- [Material for the task]
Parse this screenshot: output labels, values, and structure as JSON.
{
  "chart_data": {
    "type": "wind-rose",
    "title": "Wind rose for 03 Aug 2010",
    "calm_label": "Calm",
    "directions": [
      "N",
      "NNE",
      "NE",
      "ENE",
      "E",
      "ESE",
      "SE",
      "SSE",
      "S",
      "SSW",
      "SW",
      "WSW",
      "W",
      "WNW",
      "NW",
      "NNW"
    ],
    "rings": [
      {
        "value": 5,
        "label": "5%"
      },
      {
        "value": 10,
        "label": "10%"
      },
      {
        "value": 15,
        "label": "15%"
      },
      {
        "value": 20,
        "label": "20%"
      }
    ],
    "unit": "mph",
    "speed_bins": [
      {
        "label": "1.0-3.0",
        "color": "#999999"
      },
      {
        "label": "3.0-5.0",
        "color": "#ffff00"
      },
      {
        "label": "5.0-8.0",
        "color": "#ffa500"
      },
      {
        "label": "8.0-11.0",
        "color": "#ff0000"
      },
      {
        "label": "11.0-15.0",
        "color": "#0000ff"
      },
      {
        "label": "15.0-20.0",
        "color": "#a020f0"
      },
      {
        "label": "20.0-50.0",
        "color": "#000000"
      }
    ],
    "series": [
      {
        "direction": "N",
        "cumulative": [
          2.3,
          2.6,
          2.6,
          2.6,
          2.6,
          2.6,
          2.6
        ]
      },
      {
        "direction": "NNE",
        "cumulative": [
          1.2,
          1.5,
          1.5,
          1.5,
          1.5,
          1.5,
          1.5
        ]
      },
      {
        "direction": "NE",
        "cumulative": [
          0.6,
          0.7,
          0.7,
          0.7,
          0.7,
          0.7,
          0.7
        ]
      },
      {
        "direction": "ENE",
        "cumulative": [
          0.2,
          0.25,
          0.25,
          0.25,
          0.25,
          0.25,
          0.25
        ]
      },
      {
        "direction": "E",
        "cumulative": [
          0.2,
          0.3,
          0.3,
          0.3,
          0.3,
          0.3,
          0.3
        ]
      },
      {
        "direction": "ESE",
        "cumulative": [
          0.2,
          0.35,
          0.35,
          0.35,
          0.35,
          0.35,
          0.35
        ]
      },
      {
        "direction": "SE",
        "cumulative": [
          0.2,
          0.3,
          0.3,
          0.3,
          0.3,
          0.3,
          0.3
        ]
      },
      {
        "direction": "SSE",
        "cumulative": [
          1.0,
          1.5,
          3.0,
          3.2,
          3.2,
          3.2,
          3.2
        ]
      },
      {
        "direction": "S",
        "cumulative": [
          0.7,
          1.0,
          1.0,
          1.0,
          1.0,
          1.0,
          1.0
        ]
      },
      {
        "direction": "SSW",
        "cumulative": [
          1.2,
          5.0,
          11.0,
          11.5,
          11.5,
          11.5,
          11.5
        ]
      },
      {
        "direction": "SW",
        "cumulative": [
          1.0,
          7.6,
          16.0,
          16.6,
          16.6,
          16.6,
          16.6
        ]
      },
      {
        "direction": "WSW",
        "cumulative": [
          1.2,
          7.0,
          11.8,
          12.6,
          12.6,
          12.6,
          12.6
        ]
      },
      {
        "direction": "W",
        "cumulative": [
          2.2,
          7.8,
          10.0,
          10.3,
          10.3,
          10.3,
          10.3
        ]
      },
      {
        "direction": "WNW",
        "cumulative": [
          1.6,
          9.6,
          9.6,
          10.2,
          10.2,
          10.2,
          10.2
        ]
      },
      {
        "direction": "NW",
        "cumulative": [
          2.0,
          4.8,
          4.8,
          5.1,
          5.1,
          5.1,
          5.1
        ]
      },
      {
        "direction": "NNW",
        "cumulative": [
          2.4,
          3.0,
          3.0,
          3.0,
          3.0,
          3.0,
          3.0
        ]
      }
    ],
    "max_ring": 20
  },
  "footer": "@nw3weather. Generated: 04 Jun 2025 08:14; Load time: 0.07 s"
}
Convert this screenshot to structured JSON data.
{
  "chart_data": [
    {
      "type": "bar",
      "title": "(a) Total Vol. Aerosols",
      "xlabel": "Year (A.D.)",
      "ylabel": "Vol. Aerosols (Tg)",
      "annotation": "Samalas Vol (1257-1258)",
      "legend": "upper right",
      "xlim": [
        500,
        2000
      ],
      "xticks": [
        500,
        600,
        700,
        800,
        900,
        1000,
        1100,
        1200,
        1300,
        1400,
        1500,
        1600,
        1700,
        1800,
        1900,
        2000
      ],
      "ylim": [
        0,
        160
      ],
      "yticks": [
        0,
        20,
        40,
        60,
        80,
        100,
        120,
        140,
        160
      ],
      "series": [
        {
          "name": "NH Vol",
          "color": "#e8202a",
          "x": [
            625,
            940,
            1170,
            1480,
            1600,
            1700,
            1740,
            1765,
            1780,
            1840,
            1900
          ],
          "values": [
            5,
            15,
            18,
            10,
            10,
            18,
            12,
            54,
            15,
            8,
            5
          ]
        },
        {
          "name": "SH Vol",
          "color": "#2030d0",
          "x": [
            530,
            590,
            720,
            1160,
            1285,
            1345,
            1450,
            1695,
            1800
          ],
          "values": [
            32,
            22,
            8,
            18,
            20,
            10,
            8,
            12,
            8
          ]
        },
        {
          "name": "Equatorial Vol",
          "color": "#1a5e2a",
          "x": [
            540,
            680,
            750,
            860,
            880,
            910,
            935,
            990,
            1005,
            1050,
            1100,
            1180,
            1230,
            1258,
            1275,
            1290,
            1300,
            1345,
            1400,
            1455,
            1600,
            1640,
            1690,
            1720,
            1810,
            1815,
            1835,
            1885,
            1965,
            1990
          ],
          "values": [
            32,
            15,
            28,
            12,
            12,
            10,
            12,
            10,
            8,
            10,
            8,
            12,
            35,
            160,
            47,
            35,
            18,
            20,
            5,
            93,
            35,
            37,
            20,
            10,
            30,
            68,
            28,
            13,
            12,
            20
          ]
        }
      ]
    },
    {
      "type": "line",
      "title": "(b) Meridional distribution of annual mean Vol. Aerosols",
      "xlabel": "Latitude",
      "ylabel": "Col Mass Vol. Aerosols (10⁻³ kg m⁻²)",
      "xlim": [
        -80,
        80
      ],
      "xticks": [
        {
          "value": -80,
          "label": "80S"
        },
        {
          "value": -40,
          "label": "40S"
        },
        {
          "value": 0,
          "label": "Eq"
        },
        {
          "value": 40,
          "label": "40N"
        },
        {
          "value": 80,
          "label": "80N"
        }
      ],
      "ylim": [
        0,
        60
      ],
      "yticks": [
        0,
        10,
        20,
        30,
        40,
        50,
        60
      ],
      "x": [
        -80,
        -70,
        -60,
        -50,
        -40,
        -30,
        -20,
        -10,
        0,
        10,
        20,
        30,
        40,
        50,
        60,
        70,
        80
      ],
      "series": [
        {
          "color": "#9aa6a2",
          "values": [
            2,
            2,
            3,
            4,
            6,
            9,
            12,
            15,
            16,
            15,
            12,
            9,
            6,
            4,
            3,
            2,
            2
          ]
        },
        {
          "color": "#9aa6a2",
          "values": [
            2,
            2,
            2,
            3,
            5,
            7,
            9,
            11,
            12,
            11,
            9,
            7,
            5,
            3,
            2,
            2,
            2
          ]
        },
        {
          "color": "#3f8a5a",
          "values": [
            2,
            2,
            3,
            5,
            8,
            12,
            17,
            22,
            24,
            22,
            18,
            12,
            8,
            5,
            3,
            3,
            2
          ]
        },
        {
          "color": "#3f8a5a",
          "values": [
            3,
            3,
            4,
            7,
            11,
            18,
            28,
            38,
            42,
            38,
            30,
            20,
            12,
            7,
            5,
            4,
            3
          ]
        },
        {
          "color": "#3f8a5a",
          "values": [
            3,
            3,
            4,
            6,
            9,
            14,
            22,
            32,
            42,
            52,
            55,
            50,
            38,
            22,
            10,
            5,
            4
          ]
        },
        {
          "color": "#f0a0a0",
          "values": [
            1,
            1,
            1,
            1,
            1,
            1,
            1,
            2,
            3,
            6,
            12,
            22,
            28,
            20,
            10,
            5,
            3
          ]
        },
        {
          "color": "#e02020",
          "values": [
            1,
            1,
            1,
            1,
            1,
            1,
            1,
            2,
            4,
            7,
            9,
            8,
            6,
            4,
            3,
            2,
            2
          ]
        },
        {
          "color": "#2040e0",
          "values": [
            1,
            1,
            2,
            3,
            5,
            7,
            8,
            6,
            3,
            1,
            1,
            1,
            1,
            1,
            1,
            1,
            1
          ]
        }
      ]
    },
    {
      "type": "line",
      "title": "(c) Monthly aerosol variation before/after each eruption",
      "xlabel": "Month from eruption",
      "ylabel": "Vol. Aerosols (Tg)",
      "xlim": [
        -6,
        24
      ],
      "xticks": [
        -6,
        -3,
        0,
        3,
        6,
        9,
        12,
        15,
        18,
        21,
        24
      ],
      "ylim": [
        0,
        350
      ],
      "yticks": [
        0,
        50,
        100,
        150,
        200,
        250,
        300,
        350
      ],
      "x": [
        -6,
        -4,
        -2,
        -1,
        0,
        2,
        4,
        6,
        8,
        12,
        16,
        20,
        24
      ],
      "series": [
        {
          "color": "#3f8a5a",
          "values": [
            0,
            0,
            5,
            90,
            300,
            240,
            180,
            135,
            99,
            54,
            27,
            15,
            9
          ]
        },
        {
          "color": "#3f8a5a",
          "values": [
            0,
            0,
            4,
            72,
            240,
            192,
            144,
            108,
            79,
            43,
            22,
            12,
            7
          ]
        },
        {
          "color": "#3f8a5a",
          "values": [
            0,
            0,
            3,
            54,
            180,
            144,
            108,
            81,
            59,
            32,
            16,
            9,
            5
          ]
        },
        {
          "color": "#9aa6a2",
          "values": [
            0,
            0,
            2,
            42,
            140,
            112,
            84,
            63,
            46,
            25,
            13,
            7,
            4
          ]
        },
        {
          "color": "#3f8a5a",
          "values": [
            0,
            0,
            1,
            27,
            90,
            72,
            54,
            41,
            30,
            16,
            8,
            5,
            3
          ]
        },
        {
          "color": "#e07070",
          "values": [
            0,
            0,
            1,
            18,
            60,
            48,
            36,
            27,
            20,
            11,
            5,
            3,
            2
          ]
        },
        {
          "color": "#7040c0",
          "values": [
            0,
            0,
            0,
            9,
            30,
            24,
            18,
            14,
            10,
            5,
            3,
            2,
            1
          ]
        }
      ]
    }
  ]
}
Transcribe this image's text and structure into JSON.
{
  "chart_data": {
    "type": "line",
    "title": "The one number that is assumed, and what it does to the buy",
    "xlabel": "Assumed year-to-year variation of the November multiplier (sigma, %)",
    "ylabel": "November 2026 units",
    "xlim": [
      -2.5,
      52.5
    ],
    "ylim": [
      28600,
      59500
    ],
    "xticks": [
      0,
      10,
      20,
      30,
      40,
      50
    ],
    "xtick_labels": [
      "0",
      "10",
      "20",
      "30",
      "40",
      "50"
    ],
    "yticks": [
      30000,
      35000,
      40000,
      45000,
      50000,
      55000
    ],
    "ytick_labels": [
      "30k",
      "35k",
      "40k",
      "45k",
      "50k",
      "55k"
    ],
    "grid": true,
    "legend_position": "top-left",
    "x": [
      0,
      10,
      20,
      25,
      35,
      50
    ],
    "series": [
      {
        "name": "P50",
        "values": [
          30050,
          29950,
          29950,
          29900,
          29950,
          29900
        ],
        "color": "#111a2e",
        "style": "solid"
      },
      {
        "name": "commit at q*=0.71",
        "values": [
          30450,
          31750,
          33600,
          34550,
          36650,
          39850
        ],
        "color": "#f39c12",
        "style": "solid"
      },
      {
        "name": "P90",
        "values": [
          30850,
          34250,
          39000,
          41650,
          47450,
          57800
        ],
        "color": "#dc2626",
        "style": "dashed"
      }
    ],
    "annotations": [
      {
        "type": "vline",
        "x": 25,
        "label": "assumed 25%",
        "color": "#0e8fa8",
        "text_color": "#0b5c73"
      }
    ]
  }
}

- [Short problem] Using the listing, copy every line where the word "name" shows up.

- [Answer for this exercise]
          "name": "NH Vol",
          "name": "SH Vol",
          "name": "Equatorial Vol",
        "name": "P50",
        "name": "commit at q*=0.71",
        "name": "P90",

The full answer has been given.